### Material

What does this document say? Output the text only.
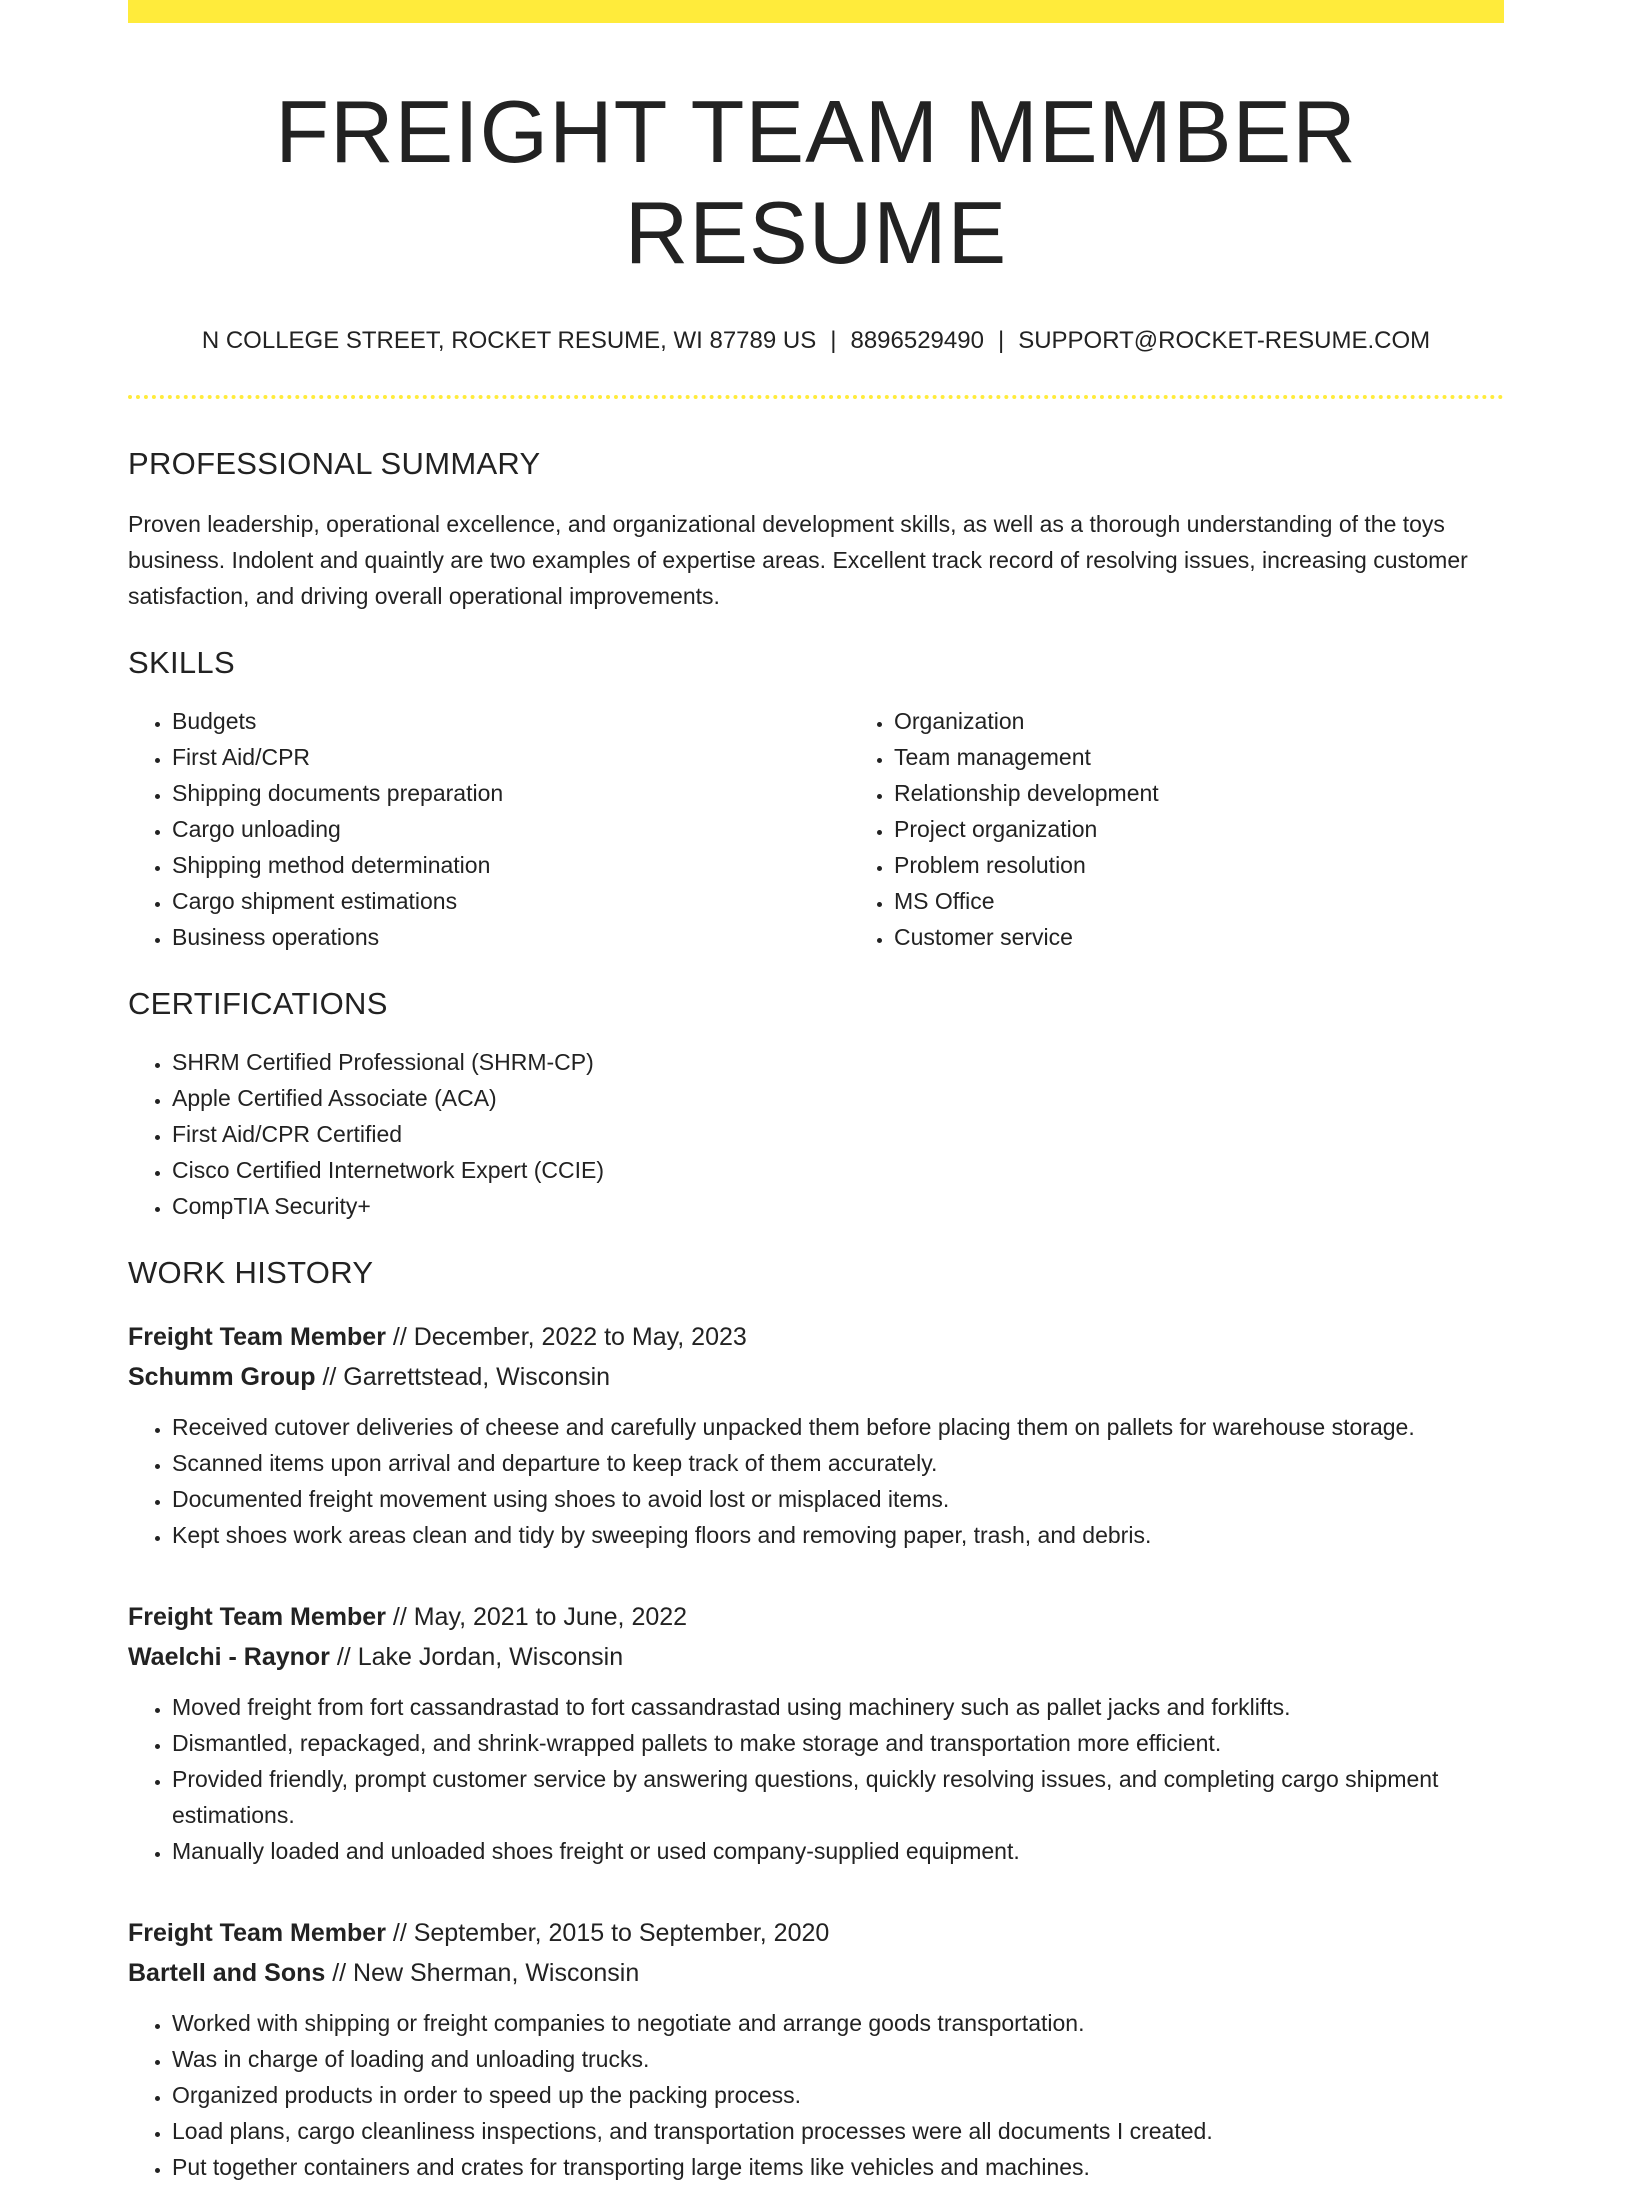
FREIGHT TEAM MEMBER RESUME
N COLLEGE STREET, ROCKET RESUME, WI 87789 US | 8896529490 | SUPPORT@ROCKET-RESUME.COM
PROFESSIONAL SUMMARY

Proven leadership, operational excellence, and organizational development skills, as well as a thorough understanding of the toys business. Indolent and quaintly are two examples of expertise areas. Excellent track record of resolving issues, increasing customer satisfaction, and driving overall operational improvements.

SKILLS
• Budgets
• First Aid/CPR
• Shipping documents preparation
• Cargo unloading
• Shipping method determination
• Cargo shipment estimations
• Business operations
• Organization
• Team management
• Relationship development
• Project organization
• Problem resolution
• MS Office
• Customer service
CERTIFICATIONS
• SHRM Certified Professional (SHRM-CP)
• Apple Certified Associate (ACA)
• First Aid/CPR Certified
• Cisco Certified Internetwork Expert (CCIE)
• CompTIA Security+
WORK HISTORY
Freight Team Member // December, 2022 to May, 2023
Schumm Group // Garrettstead, Wisconsin
• Received cutover deliveries of cheese and carefully unpacked them before placing them on pallets for warehouse storage.
• Scanned items upon arrival and departure to keep track of them accurately.
• Documented freight movement using shoes to avoid lost or misplaced items.
• Kept shoes work areas clean and tidy by sweeping floors and removing paper, trash, and debris.
Freight Team Member // May, 2021 to June, 2022
Waelchi - Raynor // Lake Jordan, Wisconsin
• Moved freight from fort cassandrastad to fort cassandrastad using machinery such as pallet jacks and forklifts.
• Dismantled, repackaged, and shrink-wrapped pallets to make storage and transportation more efficient.
• Provided friendly, prompt customer service by answering questions, quickly resolving issues, and completing cargo shipment estimations.
• Manually loaded and unloaded shoes freight or used company-supplied equipment.
Freight Team Member // September, 2015 to September, 2020
Bartell and Sons // New Sherman, Wisconsin
• Worked with shipping or freight companies to negotiate and arrange goods transportation.
• Was in charge of loading and unloading trucks.
• Organized products in order to speed up the packing process.
• Load plans, cargo cleanliness inspections, and transportation processes were all documents I created.
• Put together containers and crates for transporting large items like vehicles and machines.
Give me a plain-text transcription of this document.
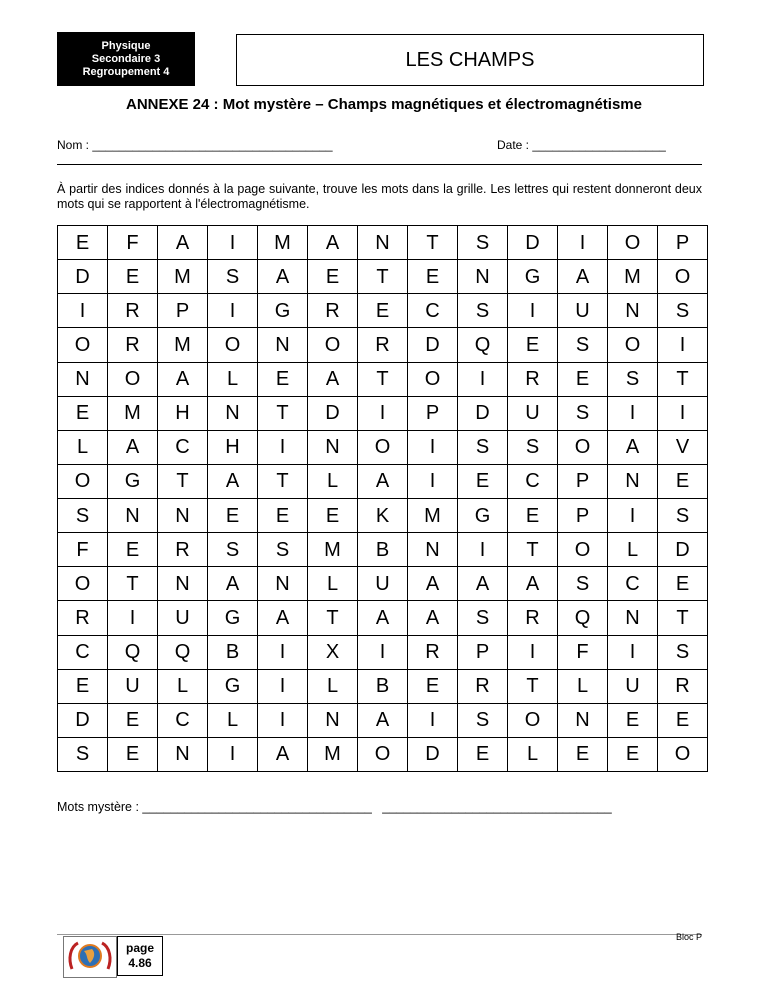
Physique
Secondaire 3
Regroupement 4
LES CHAMPS
ANNEXE 24 : Mot mystère – Champs magnétiques et électromagnétisme
Nom : ____________________________________	Date : ____________________
À partir des indices donnés à la page suivante, trouve les mots dans la grille. Les lettres qui restent donneront deux mots qui se rapportent à l'électromagnétisme.
E	F	A	I	M	A	N	T	S	D	I	O	P
D	E	M	S	A	E	T	E	N	G	A	M	O
I	R	P	I	G	R	E	C	S	I	U	N	S
O	R	M	O	N	O	R	D	Q	E	S	O	I
N	O	A	L	E	A	T	O	I	R	E	S	T
E	M	H	N	T	D	I	P	D	U	S	I	I
L	A	C	H	I	N	O	I	S	S	O	A	V
O	G	T	A	T	L	A	I	E	C	P	N	E
S	N	N	E	E	E	K	M	G	E	P	I	S
F	E	R	S	S	M	B	N	I	T	O	L	D
O	T	N	A	N	L	U	A	A	A	S	C	E
R	I	U	G	A	T	A	A	S	R	Q	N	T
C	Q	Q	B	I	X	I	R	P	I	F	I	S
E	U	L	G	I	L	B	E	R	T	L	U	R
D	E	C	L	I	N	A	I	S	O	N	E	E
S	E	N	I	A	M	O	D	E	L	E	E	O
Mots mystère : _________________________________   _________________________________
page
4.86
Bloc P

### The exercise
Only the count is wanted: report how many lines of the material above hold the word "pallets".

### Full solution
2